[Image region annotations]
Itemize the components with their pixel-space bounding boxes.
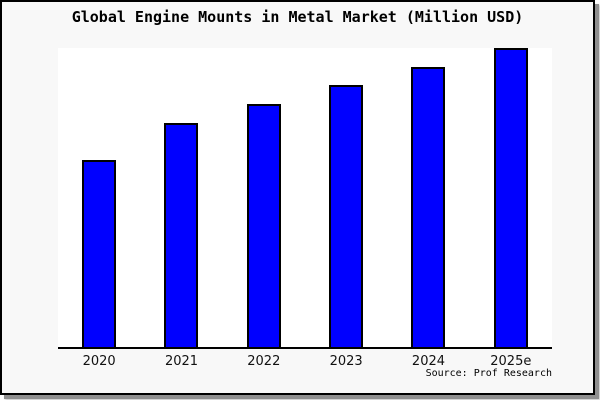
x-axis-labels: 2020 2021 2022 2023 2024 2025e (58, 354, 552, 369)
x-tick-label-2021: 2021 (164, 354, 199, 369)
source-note: Source: Prof Research (425, 368, 552, 379)
chart-frame: Global Engine Mounts in Metal Market (Mi… (0, 0, 595, 395)
bar-2023 (329, 85, 364, 347)
bar-slot (470, 48, 552, 347)
bar-2020 (82, 160, 117, 347)
bar-2024 (411, 67, 446, 347)
bar-slot (223, 48, 305, 347)
bar-2022 (246, 104, 281, 347)
chart-title: Global Engine Mounts in Metal Market (Mi… (71, 8, 524, 26)
x-tick-label-2025e: 2025e (490, 354, 532, 369)
bar-2021 (164, 123, 199, 347)
bar-slot (305, 48, 387, 347)
x-tick-label-2022: 2022 (247, 354, 281, 369)
x-tick-label-2024: 2024 (411, 354, 446, 369)
bar-slot (140, 48, 222, 347)
bar-slot (58, 48, 140, 347)
bar-2025e (493, 48, 528, 347)
plot-area (58, 48, 552, 349)
x-tick-label-2020: 2020 (82, 354, 116, 369)
x-tick-label-2023: 2023 (329, 354, 363, 369)
bar-slot (387, 48, 469, 347)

**WHAT IS ASKED:** Lay out every line of the data above as a Markdown table with the columns No. and Line, numbering the rows and skipping blank lines. Leave the pictures out of the table.

**PROBLEM SOLUTION:**
| No. | Line |
|---|---|
| 1 | Itemize the components with their pixel-space bounding boxes. |
| 2 | x-axis-labels: 2020 2021 2022 2023 2024 2025e (58, 354, 552, 369) |
| 3 | x-tick-label-2021: 2021 (164, 354, 199, 369) |
| 4 | source-note: Source: Prof Research (425, 368, 552, 379) |
| 5 | chart-frame: Global Engine Mounts in Metal Market (Mi… (0, 0, 595, 395) |
| 6 | bar-2023 (329, 85, 364, 347) |
| 7 | bar-slot (470, 48, 552, 347) |
| 8 | bar-2020 (82, 160, 117, 347) |
| 9 | bar-2024 (411, 67, 446, 347) |
| 10 | bar-slot (223, 48, 305, 347) |
| 11 | bar-2022 (246, 104, 281, 347) |
| 12 | chart-title: Global Engine Mounts in Metal Market (Mi… (71, 8, 524, 26) |
| 13 | x-tick-label-2025e: 2025e (490, 354, 532, 369) |
| 14 | bar-2021 (164, 123, 199, 347) |
| 15 | bar-slot (305, 48, 387, 347) |
| 16 | x-tick-label-2022: 2022 (247, 354, 281, 369) |
| 17 | x-tick-label-2024: 2024 (411, 354, 446, 369) |
| 18 | bar-slot (140, 48, 222, 347) |
| 19 | bar-slot (58, 48, 140, 347) |
| 20 | bar-2025e (493, 48, 528, 347) |
| 21 | plot-area (58, 48, 552, 349) |
| 22 | x-tick-label-2020: 2020 (82, 354, 116, 369) |
| 23 | x-tick-label-2023: 2023 (329, 354, 363, 369) |
| 24 | bar-slot (387, 48, 469, 347) |